Records from a collection of figures
┏━━

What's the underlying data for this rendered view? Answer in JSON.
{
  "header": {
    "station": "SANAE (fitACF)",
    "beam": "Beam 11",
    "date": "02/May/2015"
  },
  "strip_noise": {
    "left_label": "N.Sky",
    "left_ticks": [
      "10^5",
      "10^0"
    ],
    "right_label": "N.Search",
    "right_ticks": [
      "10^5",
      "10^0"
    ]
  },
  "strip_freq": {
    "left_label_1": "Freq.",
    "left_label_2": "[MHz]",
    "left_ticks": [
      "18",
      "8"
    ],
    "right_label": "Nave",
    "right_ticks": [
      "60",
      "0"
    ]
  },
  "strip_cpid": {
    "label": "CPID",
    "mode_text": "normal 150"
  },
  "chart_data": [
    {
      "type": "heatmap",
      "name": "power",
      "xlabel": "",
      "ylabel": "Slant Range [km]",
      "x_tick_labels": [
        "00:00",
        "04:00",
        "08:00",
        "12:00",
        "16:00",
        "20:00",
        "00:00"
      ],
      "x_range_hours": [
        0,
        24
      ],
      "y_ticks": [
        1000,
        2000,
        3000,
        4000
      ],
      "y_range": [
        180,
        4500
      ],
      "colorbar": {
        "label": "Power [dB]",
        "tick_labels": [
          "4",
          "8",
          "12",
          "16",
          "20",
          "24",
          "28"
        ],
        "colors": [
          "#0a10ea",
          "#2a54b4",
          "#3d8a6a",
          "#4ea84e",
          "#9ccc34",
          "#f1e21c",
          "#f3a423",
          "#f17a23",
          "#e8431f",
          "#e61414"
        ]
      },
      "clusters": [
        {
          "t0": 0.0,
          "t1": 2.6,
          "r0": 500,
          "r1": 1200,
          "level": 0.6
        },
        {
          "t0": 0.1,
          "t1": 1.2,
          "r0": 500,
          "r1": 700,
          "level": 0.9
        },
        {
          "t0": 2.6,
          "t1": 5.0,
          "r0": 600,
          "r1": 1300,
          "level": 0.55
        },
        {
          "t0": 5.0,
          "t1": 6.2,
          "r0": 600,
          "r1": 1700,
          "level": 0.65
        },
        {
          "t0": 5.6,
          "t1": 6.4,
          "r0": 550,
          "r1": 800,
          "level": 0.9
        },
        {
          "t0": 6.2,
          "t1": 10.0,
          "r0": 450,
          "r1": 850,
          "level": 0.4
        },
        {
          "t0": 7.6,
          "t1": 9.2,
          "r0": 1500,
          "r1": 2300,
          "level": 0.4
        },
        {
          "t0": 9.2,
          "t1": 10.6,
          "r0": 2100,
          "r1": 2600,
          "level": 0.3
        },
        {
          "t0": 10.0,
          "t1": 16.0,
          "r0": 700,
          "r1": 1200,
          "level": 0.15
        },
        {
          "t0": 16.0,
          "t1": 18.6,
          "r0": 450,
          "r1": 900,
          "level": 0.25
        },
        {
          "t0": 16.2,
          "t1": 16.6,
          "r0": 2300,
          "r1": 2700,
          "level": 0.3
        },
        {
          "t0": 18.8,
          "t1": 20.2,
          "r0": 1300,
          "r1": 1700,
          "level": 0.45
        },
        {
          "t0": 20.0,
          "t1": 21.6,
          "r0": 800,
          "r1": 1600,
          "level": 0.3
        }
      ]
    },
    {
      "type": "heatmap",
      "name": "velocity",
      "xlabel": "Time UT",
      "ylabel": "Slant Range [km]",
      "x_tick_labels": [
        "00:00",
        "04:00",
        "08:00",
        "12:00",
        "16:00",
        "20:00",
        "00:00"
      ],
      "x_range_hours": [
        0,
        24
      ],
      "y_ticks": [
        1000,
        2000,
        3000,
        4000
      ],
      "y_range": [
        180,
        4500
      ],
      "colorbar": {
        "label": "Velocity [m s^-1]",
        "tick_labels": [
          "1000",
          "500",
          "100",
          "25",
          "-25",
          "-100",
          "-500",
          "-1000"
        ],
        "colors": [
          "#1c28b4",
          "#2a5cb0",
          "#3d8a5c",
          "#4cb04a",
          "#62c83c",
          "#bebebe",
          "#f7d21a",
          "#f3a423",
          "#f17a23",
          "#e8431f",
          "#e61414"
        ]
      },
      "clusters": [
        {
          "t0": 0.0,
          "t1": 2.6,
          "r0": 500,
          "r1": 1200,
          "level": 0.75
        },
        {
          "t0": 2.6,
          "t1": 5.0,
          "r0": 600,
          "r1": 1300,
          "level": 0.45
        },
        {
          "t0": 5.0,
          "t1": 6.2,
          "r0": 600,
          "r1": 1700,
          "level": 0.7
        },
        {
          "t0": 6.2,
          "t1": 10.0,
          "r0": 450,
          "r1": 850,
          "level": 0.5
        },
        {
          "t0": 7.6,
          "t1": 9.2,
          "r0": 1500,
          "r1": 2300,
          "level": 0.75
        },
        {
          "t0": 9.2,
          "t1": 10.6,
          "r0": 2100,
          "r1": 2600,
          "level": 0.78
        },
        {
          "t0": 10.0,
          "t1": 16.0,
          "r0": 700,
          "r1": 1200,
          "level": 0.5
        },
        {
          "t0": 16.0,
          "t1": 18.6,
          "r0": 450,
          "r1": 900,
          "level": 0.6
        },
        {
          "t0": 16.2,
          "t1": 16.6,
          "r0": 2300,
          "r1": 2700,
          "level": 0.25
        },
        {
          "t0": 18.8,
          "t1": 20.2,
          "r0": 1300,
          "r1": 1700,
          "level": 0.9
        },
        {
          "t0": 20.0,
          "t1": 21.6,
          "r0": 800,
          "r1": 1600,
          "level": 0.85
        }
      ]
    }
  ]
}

┗━━

THE TASK
Every record should be given again exactly.

RESPONSE TO THIS EXERCISE
What's the underlying data for this rendered view? Answer in JSON.
{
  "header": {
    "station": "SANAE (fitACF)",
    "beam": "Beam 11",
    "date": "02/May/2015"
  },
  "strip_noise": {
    "left_label": "N.Sky",
    "left_ticks": [
      "10^5",
      "10^0"
    ],
    "right_label": "N.Search",
    "right_ticks": [
      "10^5",
      "10^0"
    ]
  },
  "strip_freq": {
    "left_label_1": "Freq.",
    "left_label_2": "[MHz]",
    "left_ticks": [
      "18",
      "8"
    ],
    "right_label": "Nave",
    "right_ticks": [
      "60",
      "0"
    ]
  },
  "strip_cpid": {
    "label": "CPID",
    "mode_text": "normal 150"
  },
  "chart_data": [
    {
      "type": "heatmap",
      "name": "power",
      "xlabel": "",
      "ylabel": "Slant Range [km]",
      "x_tick_labels": [
        "00:00",
        "04:00",
        "08:00",
        "12:00",
        "16:00",
        "20:00",
        "00:00"
      ],
      "x_range_hours": [
        0,
        24
      ],
      "y_ticks": [
        1000,
        2000,
        3000,
        4000
      ],
      "y_range": [
        180,
        4500
      ],
      "colorbar": {
        "label": "Power [dB]",
        "tick_labels": [
          "4",
          "8",
          "12",
          "16",
          "20",
          "24",
          "28"
        ],
        "colors": [
          "#0a10ea",
          "#2a54b4",
          "#3d8a6a",
          "#4ea84e",
          "#9ccc34",
          "#f1e21c",
          "#f3a423",
          "#f17a23",
          "#e8431f",
          "#e61414"
        ]
      },
      "clusters": [
        {
          "t0": 0.0,
          "t1": 2.6,
          "r0": 500,
          "r1": 1200,
          "level": 0.6
        },
        {
          "t0": 0.1,
          "t1": 1.2,
          "r0": 500,
          "r1": 700,
          "level": 0.9
        },
        {
          "t0": 2.6,
          "t1": 5.0,
          "r0": 600,
          "r1": 1300,
          "level": 0.55
        },
        {
          "t0": 5.0,
          "t1": 6.2,
          "r0": 600,
          "r1": 1700,
          "level": 0.65
        },
        {
          "t0": 5.6,
          "t1": 6.4,
          "r0": 550,
          "r1": 800,
          "level": 0.9
        },
        {
          "t0": 6.2,
          "t1": 10.0,
          "r0": 450,
          "r1": 850,
          "level": 0.4
        },
        {
          "t0": 7.6,
          "t1": 9.2,
          "r0": 1500,
          "r1": 2300,
          "level": 0.4
        },
        {
          "t0": 9.2,
          "t1": 10.6,
          "r0": 2100,
          "r1": 2600,
          "level": 0.3
        },
        {
          "t0": 10.0,
          "t1": 16.0,
          "r0": 700,
          "r1": 1200,
          "level": 0.15
        },
        {
          "t0": 16.0,
          "t1": 18.6,
          "r0": 450,
          "r1": 900,
          "level": 0.25
        },
        {
          "t0": 16.2,
          "t1": 16.6,
          "r0": 2300,
          "r1": 2700,
          "level": 0.3
        },
        {
          "t0": 18.8,
          "t1": 20.2,
          "r0": 1300,
          "r1": 1700,
          "level": 0.45
        },
        {
          "t0": 20.0,
          "t1": 21.6,
          "r0": 800,
          "r1": 1600,
          "level": 0.3
        }
      ]
    },
    {
      "type": "heatmap",
      "name": "velocity",
      "xlabel": "Time UT",
      "ylabel": "Slant Range [km]",
      "x_tick_labels": [
        "00:00",
        "04:00",
        "08:00",
        "12:00",
        "16:00",
        "20:00",
        "00:00"
      ],
      "x_range_hours": [
        0,
        24
      ],
      "y_ticks": [
        1000,
        2000,
        3000,
        4000
      ],
      "y_range": [
        180,
        4500
      ],
      "colorbar": {
        "label": "Velocity [m s^-1]",
        "tick_labels": [
          "1000",
          "500",
          "100",
          "25",
          "-25",
          "-100",
          "-500",
          "-1000"
        ],
        "colors": [
          "#1c28b4",
          "#2a5cb0",
          "#3d8a5c",
          "#4cb04a",
          "#62c83c",
          "#bebebe",
          "#f7d21a",
          "#f3a423",
          "#f17a23",
          "#e8431f",
          "#e61414"
        ]
      },
      "clusters": [
        {
          "t0": 0.0,
          "t1": 2.6,
          "r0": 500,
          "r1": 1200,
          "level": 0.75
        },
        {
          "t0": 2.6,
          "t1": 5.0,
          "r0": 600,
          "r1": 1300,
          "level": 0.45
        },
        {
          "t0": 5.0,
          "t1": 6.2,
          "r0": 600,
          "r1": 1700,
          "level": 0.7
        },
        {
          "t0": 6.2,
          "t1": 10.0,
          "r0": 450,
          "r1": 850,
          "level": 0.5
        },
        {
          "t0": 7.6,
          "t1": 9.2,
          "r0": 1500,
          "r1": 2300,
          "level": 0.75
        },
        {
          "t0": 9.2,
          "t1": 10.6,
          "r0": 2100,
          "r1": 2600,
          "level": 0.78
        },
        {
          "t0": 10.0,
          "t1": 16.0,
          "r0": 700,
          "r1": 1200,
          "level": 0.5
        },
        {
          "t0": 16.0,
          "t1": 18.6,
          "r0": 450,
          "r1": 900,
          "level": 0.6
        },
        {
          "t0": 16.2,
          "t1": 16.6,
          "r0": 2300,
          "r1": 2700,
          "level": 0.25
        },
        {
          "t0": 18.8,
          "t1": 20.2,
          "r0": 1300,
          "r1": 1700,
          "level": 0.9
        },
        {
          "t0": 20.0,
          "t1": 21.6,
          "r0": 800,
          "r1": 1600,
          "level": 0.85
        }
      ]
    }
  ]
}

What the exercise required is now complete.